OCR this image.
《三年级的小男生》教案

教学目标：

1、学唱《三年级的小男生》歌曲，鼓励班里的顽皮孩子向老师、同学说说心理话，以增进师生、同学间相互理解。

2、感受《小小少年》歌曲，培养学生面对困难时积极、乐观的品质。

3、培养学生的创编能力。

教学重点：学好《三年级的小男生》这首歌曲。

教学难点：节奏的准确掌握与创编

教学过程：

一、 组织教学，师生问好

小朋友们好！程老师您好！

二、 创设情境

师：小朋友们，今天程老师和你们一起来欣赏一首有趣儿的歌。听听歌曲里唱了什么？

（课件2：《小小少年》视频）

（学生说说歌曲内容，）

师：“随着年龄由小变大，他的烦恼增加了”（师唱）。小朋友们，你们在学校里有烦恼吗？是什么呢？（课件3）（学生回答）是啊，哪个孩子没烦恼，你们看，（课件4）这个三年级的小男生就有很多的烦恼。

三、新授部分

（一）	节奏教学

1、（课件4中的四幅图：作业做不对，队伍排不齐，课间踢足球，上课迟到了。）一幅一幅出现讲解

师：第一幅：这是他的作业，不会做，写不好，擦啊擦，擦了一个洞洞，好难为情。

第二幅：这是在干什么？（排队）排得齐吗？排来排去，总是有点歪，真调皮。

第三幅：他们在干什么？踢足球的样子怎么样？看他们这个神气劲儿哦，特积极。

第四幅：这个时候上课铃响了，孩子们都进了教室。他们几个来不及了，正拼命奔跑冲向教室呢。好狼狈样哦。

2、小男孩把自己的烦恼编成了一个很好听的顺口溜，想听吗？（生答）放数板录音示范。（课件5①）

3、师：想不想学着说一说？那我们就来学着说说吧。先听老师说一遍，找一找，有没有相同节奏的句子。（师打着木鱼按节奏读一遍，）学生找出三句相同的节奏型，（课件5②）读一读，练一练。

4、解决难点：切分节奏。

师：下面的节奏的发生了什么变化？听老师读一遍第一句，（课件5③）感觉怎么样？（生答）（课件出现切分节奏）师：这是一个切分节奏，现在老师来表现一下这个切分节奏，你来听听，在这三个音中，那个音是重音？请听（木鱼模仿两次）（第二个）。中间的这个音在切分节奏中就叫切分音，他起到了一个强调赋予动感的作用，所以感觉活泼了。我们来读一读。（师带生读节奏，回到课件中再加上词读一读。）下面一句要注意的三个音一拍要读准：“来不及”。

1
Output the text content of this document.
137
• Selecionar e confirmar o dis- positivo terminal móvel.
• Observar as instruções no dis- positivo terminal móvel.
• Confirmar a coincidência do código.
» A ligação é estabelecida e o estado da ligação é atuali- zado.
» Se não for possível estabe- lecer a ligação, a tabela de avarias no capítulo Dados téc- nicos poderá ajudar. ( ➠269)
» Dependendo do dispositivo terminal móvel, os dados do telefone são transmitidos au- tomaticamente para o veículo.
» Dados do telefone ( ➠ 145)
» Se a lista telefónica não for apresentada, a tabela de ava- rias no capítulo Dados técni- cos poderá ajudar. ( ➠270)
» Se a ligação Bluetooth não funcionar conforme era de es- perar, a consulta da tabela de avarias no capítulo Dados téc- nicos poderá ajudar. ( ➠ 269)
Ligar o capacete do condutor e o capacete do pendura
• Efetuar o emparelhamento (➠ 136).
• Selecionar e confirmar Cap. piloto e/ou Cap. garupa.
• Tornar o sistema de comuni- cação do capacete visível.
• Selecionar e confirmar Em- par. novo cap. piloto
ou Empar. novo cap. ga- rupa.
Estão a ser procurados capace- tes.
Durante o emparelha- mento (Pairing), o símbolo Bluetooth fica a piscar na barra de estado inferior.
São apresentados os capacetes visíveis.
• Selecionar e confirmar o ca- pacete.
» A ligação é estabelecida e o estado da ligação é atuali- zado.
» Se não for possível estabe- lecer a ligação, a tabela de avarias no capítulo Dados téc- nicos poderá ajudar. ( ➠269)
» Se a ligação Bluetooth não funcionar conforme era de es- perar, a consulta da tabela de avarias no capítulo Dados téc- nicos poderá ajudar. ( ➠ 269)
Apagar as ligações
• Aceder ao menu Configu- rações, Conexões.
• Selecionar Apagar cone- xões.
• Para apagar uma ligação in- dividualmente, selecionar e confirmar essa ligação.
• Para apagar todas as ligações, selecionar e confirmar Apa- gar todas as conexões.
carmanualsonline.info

* Work to be completed *
Every entry should be printed again exactly as written.

* Answer to the task *
OCR this image.
《三年级的小男生》教案

教学目标：

1、学唱《三年级的小男生》歌曲，鼓励班里的顽皮孩子向老师、同学说说心理话，以增进师生、同学间相互理解。

2、感受《小小少年》歌曲，培养学生面对困难时积极、乐观的品质。

3、培养学生的创编能力。

教学重点：学好《三年级的小男生》这首歌曲。

教学难点：节奏的准确掌握与创编

教学过程：

一、 组织教学，师生问好

小朋友们好！程老师您好！

二、 创设情境

师：小朋友们，今天程老师和你们一起来欣赏一首有趣儿的歌。听听歌曲里唱了什么？

（课件2：《小小少年》视频）

（学生说说歌曲内容，）

师：“随着年龄由小变大，他的烦恼增加了”（师唱）。小朋友们，你们在学校里有烦恼吗？是什么呢？（课件3）（学生回答）是啊，哪个孩子没烦恼，你们看，（课件4）这个三年级的小男生就有很多的烦恼。

三、新授部分

（一）	节奏教学

1、（课件4中的四幅图：作业做不对，队伍排不齐，课间踢足球，上课迟到了。）一幅一幅出现讲解

师：第一幅：这是他的作业，不会做，写不好，擦啊擦，擦了一个洞洞，好难为情。

第二幅：这是在干什么？（排队）排得齐吗？排来排去，总是有点歪，真调皮。

第三幅：他们在干什么？踢足球的样子怎么样？看他们这个神气劲儿哦，特积极。

第四幅：这个时候上课铃响了，孩子们都进了教室。他们几个来不及了，正拼命奔跑冲向教室呢。好狼狈样哦。

2、小男孩把自己的烦恼编成了一个很好听的顺口溜，想听吗？（生答）放数板录音示范。（课件5①）

3、师：想不想学着说一说？那我们就来学着说说吧。先听老师说一遍，找一找，有没有相同节奏的句子。（师打着木鱼按节奏读一遍，）学生找出三句相同的节奏型，（课件5②）读一读，练一练。

4、解决难点：切分节奏。

师：下面的节奏的发生了什么变化？听老师读一遍第一句，（课件5③）感觉怎么样？（生答）（课件出现切分节奏）师：这是一个切分节奏，现在老师来表现一下这个切分节奏，你来听听，在这三个音中，那个音是重音？请听（木鱼模仿两次）（第二个）。中间的这个音在切分节奏中就叫切分音，他起到了一个强调赋予动感的作用，所以感觉活泼了。我们来读一读。（师带生读节奏，回到课件中再加上词读一读。）下面一句要注意的三个音一拍要读准：“来不及”。

1
Output the text content of this document.
137
• Selecionar e confirmar o dis- positivo terminal móvel.
• Observar as instruções no dis- positivo terminal móvel.
• Confirmar a coincidência do código.
» A ligação é estabelecida e o estado da ligação é atuali- zado.
» Se não for possível estabe- lecer a ligação, a tabela de avarias no capítulo Dados téc- nicos poderá ajudar. ( ➠269)
» Dependendo do dispositivo terminal móvel, os dados do telefone são transmitidos au- tomaticamente para o veículo.
» Dados do telefone ( ➠ 145)
» Se a lista telefónica não for apresentada, a tabela de ava- rias no capítulo Dados técni- cos poderá ajudar. ( ➠270)
» Se a ligação Bluetooth não funcionar conforme era de es- perar, a consulta da tabela de avarias no capítulo Dados téc- nicos poderá ajudar. ( ➠ 269)
Ligar o capacete do condutor e o capacete do pendura
• Efetuar o emparelhamento (➠ 136).
• Selecionar e confirmar Cap. piloto e/ou Cap. garupa.
• Tornar o sistema de comuni- cação do capacete visível.
• Selecionar e confirmar Em- par. novo cap. piloto
ou Empar. novo cap. ga- rupa.
Estão a ser procurados capace- tes.
Durante o emparelha- mento (Pairing), o símbolo Bluetooth fica a piscar na barra de estado inferior.
São apresentados os capacetes visíveis.
• Selecionar e confirmar o ca- pacete.
» A ligação é estabelecida e o estado da ligação é atuali- zado.
» Se não for possível estabe- lecer a ligação, a tabela de avarias no capítulo Dados téc- nicos poderá ajudar. ( ➠269)
» Se a ligação Bluetooth não funcionar conforme era de es- perar, a consulta da tabela de avarias no capítulo Dados téc- nicos poderá ajudar. ( ➠ 269)
Apagar as ligações
• Aceder ao menu Configu- rações, Conexões.
• Selecionar Apagar cone- xões.
• Para apagar uma ligação in- dividualmente, selecionar e confirmar essa ligação.
• Para apagar todas as ligações, selecionar e confirmar Apa- gar todas as conexões.
carmanualsonline.info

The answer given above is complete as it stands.